◆ Brief ◆
Look over the lines below. Report each one that includes the string "screenshot".

◆ Record list ◆
<<<<
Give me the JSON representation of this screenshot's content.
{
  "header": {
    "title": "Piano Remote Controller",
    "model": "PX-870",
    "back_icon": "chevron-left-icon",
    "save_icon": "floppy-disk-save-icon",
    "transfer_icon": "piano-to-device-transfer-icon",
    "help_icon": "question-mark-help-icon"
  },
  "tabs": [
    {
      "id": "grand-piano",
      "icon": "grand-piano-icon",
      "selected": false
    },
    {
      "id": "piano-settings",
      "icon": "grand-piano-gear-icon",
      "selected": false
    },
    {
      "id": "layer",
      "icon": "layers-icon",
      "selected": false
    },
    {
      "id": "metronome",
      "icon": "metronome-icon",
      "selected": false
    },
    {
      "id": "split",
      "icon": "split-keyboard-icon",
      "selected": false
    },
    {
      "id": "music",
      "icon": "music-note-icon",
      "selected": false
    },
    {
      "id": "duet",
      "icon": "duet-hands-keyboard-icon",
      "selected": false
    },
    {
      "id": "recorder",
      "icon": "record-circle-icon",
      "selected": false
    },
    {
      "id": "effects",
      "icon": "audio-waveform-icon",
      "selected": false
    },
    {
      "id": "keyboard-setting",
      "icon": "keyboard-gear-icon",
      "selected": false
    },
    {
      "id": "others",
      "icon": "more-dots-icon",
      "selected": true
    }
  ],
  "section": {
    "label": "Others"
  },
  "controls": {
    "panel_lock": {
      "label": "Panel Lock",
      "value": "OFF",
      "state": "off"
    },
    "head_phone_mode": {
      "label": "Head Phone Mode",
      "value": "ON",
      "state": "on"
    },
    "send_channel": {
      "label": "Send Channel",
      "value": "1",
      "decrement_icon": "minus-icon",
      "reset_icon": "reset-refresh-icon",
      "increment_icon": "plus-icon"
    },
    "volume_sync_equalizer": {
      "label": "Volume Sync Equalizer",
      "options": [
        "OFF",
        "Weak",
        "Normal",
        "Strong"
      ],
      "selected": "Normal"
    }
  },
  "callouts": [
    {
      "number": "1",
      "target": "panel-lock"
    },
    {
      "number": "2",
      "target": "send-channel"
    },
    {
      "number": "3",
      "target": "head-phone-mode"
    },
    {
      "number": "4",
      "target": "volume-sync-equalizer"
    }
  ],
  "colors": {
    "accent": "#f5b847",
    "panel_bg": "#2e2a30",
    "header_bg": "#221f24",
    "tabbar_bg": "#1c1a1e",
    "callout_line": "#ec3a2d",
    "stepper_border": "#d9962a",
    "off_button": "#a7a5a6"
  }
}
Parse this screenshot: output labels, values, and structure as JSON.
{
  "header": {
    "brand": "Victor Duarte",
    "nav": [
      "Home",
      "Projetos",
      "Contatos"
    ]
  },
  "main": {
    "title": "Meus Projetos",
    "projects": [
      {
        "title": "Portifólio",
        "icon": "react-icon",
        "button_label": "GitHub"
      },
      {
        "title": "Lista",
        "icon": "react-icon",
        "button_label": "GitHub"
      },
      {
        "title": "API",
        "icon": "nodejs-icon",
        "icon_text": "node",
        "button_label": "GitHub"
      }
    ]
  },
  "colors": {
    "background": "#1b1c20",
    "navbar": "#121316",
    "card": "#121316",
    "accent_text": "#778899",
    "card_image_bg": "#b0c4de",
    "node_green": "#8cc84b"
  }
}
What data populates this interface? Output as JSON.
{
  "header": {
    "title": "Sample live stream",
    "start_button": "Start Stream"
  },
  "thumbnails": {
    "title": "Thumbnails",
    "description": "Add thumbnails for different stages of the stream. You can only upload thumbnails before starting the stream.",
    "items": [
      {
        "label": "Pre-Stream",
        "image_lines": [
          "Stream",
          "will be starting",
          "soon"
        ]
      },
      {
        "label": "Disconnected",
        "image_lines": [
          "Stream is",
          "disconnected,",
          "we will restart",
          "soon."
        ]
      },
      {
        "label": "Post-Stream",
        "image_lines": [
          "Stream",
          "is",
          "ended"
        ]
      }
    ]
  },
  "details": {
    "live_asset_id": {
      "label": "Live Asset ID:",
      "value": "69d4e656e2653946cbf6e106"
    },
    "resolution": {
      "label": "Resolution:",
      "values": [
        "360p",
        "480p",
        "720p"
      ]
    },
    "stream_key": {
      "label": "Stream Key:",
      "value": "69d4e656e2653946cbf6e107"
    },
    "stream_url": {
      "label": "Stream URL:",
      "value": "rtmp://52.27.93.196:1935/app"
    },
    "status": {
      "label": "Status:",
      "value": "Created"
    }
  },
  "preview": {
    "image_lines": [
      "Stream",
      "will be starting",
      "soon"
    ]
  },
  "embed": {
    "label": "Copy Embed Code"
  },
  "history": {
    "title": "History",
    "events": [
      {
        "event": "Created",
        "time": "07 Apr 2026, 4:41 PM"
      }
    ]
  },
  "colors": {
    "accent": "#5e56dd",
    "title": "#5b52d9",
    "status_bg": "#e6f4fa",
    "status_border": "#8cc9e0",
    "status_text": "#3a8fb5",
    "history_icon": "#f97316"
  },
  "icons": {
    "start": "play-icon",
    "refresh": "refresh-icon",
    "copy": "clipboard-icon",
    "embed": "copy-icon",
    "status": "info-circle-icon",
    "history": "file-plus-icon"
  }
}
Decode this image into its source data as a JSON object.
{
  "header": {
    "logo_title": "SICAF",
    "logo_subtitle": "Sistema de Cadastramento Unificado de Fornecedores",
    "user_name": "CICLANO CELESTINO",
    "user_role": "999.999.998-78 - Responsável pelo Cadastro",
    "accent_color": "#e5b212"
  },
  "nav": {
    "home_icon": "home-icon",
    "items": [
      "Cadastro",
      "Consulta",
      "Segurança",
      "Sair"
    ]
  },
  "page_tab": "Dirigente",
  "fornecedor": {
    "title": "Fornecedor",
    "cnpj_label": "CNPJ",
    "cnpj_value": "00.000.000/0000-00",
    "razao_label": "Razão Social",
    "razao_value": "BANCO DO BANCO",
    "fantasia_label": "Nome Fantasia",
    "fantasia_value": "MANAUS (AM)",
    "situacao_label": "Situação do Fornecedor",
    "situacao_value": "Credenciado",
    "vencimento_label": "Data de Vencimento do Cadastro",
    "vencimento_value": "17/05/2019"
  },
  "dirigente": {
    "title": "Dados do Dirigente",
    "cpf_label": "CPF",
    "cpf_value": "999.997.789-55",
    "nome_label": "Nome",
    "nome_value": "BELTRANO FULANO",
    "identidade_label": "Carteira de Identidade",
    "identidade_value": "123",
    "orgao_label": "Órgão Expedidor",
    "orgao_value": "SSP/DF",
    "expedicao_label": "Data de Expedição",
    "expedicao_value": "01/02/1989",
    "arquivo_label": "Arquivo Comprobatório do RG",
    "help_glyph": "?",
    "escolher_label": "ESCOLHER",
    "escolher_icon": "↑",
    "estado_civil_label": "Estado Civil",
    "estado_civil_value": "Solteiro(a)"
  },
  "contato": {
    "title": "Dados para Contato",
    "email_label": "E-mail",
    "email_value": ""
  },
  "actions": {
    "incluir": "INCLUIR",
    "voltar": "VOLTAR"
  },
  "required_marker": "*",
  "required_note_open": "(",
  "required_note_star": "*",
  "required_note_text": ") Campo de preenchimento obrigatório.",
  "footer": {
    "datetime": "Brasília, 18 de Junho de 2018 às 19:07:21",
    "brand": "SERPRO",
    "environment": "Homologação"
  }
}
>>>>
◆ Task answer ◆
Give me the JSON representation of this screenshot's content.
Parse this screenshot: output labels, values, and structure as JSON.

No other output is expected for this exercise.